=== What you need to do ===
Lines that hold the word "SECTOR" should be located and copied.

=== Given records ===
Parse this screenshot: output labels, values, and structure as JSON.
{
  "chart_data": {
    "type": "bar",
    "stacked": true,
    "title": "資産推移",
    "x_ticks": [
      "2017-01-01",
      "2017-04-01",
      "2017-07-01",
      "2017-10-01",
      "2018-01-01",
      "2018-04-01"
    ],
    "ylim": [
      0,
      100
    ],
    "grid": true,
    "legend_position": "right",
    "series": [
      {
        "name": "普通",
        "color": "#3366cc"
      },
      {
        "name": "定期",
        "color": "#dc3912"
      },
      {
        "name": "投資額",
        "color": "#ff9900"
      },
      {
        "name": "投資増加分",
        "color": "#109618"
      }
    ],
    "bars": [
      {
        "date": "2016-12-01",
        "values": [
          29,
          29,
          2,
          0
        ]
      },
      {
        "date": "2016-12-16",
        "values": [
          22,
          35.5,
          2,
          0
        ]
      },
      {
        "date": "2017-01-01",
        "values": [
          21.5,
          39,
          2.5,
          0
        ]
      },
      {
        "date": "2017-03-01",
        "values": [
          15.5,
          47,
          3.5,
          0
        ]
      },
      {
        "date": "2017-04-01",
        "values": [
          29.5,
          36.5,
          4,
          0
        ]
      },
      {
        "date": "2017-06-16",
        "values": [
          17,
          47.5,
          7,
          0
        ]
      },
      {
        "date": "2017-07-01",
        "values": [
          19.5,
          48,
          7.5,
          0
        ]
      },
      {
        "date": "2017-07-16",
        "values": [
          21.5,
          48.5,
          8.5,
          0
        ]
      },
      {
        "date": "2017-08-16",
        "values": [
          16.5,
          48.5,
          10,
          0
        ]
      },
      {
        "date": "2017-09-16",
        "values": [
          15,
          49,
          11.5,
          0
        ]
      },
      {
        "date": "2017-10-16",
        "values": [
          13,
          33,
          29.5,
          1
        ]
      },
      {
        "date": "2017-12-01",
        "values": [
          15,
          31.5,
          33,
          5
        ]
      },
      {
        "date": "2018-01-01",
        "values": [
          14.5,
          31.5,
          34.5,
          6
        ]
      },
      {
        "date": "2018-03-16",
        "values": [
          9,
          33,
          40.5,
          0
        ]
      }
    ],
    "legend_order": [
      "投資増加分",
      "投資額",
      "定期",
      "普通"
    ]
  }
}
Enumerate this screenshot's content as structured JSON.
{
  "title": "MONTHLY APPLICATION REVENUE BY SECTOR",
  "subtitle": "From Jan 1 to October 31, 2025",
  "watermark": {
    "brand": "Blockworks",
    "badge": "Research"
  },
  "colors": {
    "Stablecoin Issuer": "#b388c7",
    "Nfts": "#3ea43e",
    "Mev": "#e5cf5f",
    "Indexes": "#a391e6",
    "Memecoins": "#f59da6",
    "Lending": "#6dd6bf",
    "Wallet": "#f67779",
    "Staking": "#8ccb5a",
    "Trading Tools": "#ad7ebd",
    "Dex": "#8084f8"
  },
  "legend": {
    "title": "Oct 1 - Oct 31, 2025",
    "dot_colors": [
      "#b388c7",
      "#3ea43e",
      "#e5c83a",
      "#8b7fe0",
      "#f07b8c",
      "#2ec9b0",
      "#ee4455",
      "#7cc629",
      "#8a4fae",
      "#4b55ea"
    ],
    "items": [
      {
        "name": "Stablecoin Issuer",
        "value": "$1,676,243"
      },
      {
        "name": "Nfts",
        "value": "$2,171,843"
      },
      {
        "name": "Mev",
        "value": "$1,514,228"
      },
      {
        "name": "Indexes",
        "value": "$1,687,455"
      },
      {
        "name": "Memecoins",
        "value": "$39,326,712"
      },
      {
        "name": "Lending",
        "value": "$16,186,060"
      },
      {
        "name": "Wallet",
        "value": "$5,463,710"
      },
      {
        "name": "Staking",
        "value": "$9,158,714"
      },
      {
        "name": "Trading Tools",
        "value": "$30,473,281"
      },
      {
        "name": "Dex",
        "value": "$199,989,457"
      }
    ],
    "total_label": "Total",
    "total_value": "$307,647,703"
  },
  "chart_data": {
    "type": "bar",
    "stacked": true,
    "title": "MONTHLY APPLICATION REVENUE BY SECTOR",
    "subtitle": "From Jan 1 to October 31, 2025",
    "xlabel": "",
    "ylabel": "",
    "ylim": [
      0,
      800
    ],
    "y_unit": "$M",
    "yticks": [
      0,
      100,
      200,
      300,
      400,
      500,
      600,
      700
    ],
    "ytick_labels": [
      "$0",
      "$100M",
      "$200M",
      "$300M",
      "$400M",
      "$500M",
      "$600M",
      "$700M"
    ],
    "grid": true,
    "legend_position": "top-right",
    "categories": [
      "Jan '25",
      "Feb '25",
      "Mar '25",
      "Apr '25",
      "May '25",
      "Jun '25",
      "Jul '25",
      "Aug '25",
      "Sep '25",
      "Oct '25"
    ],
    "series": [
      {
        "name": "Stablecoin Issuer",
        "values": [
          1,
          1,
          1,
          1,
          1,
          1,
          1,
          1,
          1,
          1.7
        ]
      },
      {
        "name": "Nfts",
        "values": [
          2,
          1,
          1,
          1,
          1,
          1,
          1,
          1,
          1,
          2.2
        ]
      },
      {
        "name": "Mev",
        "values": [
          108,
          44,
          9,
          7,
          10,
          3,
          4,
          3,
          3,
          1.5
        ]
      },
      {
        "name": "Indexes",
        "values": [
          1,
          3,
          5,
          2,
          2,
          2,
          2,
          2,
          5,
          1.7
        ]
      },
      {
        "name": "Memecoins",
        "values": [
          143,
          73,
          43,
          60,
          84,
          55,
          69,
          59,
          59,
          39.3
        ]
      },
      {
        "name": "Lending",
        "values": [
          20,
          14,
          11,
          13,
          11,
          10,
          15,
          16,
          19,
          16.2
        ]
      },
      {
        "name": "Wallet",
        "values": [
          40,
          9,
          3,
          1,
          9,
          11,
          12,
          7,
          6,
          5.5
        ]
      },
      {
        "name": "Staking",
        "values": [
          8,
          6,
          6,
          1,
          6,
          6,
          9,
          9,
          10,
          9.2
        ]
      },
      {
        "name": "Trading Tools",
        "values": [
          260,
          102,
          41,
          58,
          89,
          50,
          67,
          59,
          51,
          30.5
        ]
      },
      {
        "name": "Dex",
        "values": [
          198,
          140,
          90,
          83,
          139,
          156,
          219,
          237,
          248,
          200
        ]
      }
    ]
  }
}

=== Solution for this problem ===
  "title": "MONTHLY APPLICATION REVENUE BY SECTOR",
    "title": "MONTHLY APPLICATION REVENUE BY SECTOR",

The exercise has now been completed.